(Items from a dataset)
· · · ·
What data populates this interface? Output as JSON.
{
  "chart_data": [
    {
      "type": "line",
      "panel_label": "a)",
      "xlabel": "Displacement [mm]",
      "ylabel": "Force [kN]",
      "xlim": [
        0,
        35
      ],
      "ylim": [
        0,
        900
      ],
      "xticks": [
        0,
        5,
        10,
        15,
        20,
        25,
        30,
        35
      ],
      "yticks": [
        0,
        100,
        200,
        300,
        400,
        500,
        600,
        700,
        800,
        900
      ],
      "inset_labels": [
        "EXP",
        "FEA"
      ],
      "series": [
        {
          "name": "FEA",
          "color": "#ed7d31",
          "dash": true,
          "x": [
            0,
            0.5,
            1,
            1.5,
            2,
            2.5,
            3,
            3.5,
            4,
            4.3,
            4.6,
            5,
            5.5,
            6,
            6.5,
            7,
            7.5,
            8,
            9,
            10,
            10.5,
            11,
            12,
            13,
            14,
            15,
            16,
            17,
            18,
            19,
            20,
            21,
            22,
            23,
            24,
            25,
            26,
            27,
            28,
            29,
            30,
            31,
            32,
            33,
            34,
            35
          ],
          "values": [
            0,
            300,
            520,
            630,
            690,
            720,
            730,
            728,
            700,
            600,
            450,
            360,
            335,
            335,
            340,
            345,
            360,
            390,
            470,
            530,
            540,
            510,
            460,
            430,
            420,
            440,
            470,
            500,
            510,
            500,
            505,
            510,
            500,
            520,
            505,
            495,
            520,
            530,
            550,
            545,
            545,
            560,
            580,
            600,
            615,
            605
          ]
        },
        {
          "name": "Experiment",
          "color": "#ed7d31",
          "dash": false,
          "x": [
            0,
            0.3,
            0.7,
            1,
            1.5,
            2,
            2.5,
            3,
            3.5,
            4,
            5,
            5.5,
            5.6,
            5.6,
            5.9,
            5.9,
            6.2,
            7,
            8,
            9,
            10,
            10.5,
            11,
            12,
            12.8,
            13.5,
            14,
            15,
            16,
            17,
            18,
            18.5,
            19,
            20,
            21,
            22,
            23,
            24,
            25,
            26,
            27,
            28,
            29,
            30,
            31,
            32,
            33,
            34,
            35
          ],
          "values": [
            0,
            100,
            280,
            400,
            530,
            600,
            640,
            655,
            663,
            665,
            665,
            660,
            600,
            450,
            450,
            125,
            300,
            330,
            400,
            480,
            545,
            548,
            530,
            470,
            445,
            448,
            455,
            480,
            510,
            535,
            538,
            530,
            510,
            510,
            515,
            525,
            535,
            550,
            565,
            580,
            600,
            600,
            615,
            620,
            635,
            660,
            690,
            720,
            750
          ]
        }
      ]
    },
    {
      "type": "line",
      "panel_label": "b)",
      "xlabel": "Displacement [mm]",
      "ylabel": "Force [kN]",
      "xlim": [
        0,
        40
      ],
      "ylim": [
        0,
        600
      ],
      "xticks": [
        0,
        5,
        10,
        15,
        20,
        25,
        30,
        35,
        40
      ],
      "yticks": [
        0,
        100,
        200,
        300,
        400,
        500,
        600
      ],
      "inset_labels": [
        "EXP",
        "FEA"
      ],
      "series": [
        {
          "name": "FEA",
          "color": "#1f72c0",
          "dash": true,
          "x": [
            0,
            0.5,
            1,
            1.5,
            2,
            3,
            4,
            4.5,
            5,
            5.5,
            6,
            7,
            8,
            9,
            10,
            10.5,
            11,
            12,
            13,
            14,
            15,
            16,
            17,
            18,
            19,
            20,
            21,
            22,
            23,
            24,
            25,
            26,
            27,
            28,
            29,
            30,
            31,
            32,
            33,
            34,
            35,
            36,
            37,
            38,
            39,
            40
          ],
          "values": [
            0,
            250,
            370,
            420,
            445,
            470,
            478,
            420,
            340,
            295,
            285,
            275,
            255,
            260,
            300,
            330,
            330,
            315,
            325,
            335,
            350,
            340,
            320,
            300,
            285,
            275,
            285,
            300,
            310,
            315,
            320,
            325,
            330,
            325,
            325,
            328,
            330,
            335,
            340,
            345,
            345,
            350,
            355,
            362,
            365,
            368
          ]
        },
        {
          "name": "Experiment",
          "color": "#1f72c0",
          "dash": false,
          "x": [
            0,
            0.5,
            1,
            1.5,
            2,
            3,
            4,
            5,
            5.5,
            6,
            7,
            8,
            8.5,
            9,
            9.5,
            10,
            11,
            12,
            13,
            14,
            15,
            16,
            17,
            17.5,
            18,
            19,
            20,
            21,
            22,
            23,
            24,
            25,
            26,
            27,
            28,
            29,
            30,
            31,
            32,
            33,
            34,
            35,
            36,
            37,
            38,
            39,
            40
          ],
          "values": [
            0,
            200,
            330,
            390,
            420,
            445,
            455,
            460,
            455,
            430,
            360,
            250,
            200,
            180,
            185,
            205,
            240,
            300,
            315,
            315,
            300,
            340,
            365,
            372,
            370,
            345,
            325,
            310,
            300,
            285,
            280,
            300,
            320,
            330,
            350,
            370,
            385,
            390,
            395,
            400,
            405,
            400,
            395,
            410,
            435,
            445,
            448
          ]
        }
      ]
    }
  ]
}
· · · ·
> [Direction] Exactly as written, please output every entry.

> [Task output]
What data populates this interface? Output as JSON.
{
  "chart_data": [
    {
      "type": "line",
      "panel_label": "a)",
      "xlabel": "Displacement [mm]",
      "ylabel": "Force [kN]",
      "xlim": [
        0,
        35
      ],
      "ylim": [
        0,
        900
      ],
      "xticks": [
        0,
        5,
        10,
        15,
        20,
        25,
        30,
        35
      ],
      "yticks": [
        0,
        100,
        200,
        300,
        400,
        500,
        600,
        700,
        800,
        900
      ],
      "inset_labels": [
        "EXP",
        "FEA"
      ],
      "series": [
        {
          "name": "FEA",
          "color": "#ed7d31",
          "dash": true,
          "x": [
            0,
            0.5,
            1,
            1.5,
            2,
            2.5,
            3,
            3.5,
            4,
            4.3,
            4.6,
            5,
            5.5,
            6,
            6.5,
            7,
            7.5,
            8,
            9,
            10,
            10.5,
            11,
            12,
            13,
            14,
            15,
            16,
            17,
            18,
            19,
            20,
            21,
            22,
            23,
            24,
            25,
            26,
            27,
            28,
            29,
            30,
            31,
            32,
            33,
            34,
            35
          ],
          "values": [
            0,
            300,
            520,
            630,
            690,
            720,
            730,
            728,
            700,
            600,
            450,
            360,
            335,
            335,
            340,
            345,
            360,
            390,
            470,
            530,
            540,
            510,
            460,
            430,
            420,
            440,
            470,
            500,
            510,
            500,
            505,
            510,
            500,
            520,
            505,
            495,
            520,
            530,
            550,
            545,
            545,
            560,
            580,
            600,
            615,
            605
          ]
        },
        {
          "name": "Experiment",
          "color": "#ed7d31",
          "dash": false,
          "x": [
            0,
            0.3,
            0.7,
            1,
            1.5,
            2,
            2.5,
            3,
            3.5,
            4,
            5,
            5.5,
            5.6,
            5.6,
            5.9,
            5.9,
            6.2,
            7,
            8,
            9,
            10,
            10.5,
            11,
            12,
            12.8,
            13.5,
            14,
            15,
            16,
            17,
            18,
            18.5,
            19,
            20,
            21,
            22,
            23,
            24,
            25,
            26,
            27,
            28,
            29,
            30,
            31,
            32,
            33,
            34,
            35
          ],
          "values": [
            0,
            100,
            280,
            400,
            530,
            600,
            640,
            655,
            663,
            665,
            665,
            660,
            600,
            450,
            450,
            125,
            300,
            330,
            400,
            480,
            545,
            548,
            530,
            470,
            445,
            448,
            455,
            480,
            510,
            535,
            538,
            530,
            510,
            510,
            515,
            525,
            535,
            550,
            565,
            580,
            600,
            600,
            615,
            620,
            635,
            660,
            690,
            720,
            750
          ]
        }
      ]
    },
    {
      "type": "line",
      "panel_label": "b)",
      "xlabel": "Displacement [mm]",
      "ylabel": "Force [kN]",
      "xlim": [
        0,
        40
      ],
      "ylim": [
        0,
        600
      ],
      "xticks": [
        0,
        5,
        10,
        15,
        20,
        25,
        30,
        35,
        40
      ],
      "yticks": [
        0,
        100,
        200,
        300,
        400,
        500,
        600
      ],
      "inset_labels": [
        "EXP",
        "FEA"
      ],
      "series": [
        {
          "name": "FEA",
          "color": "#1f72c0",
          "dash": true,
          "x": [
            0,
            0.5,
            1,
            1.5,
            2,
            3,
            4,
            4.5,
            5,
            5.5,
            6,
            7,
            8,
            9,
            10,
            10.5,
            11,
            12,
            13,
            14,
            15,
            16,
            17,
            18,
            19,
            20,
            21,
            22,
            23,
            24,
            25,
            26,
            27,
            28,
            29,
            30,
            31,
            32,
            33,
            34,
            35,
            36,
            37,
            38,
            39,
            40
          ],
          "values": [
            0,
            250,
            370,
            420,
            445,
            470,
            478,
            420,
            340,
            295,
            285,
            275,
            255,
            260,
            300,
            330,
            330,
            315,
            325,
            335,
            350,
            340,
            320,
            300,
            285,
            275,
            285,
            300,
            310,
            315,
            320,
            325,
            330,
            325,
            325,
            328,
            330,
            335,
            340,
            345,
            345,
            350,
            355,
            362,
            365,
            368
          ]
        },
        {
          "name": "Experiment",
          "color": "#1f72c0",
          "dash": false,
          "x": [
            0,
            0.5,
            1,
            1.5,
            2,
            3,
            4,
            5,
            5.5,
            6,
            7,
            8,
            8.5,
            9,
            9.5,
            10,
            11,
            12,
            13,
            14,
            15,
            16,
            17,
            17.5,
            18,
            19,
            20,
            21,
            22,
            23,
            24,
            25,
            26,
            27,
            28,
            29,
            30,
            31,
            32,
            33,
            34,
            35,
            36,
            37,
            38,
            39,
            40
          ],
          "values": [
            0,
            200,
            330,
            390,
            420,
            445,
            455,
            460,
            455,
            430,
            360,
            250,
            200,
            180,
            185,
            205,
            240,
            300,
            315,
            315,
            300,
            340,
            365,
            372,
            370,
            345,
            325,
            310,
            300,
            285,
            280,
            300,
            320,
            330,
            350,
            370,
            385,
            390,
            395,
            400,
            405,
            400,
            395,
            410,
            435,
            445,
            448
          ]
        }
      ]
    }
  ]
}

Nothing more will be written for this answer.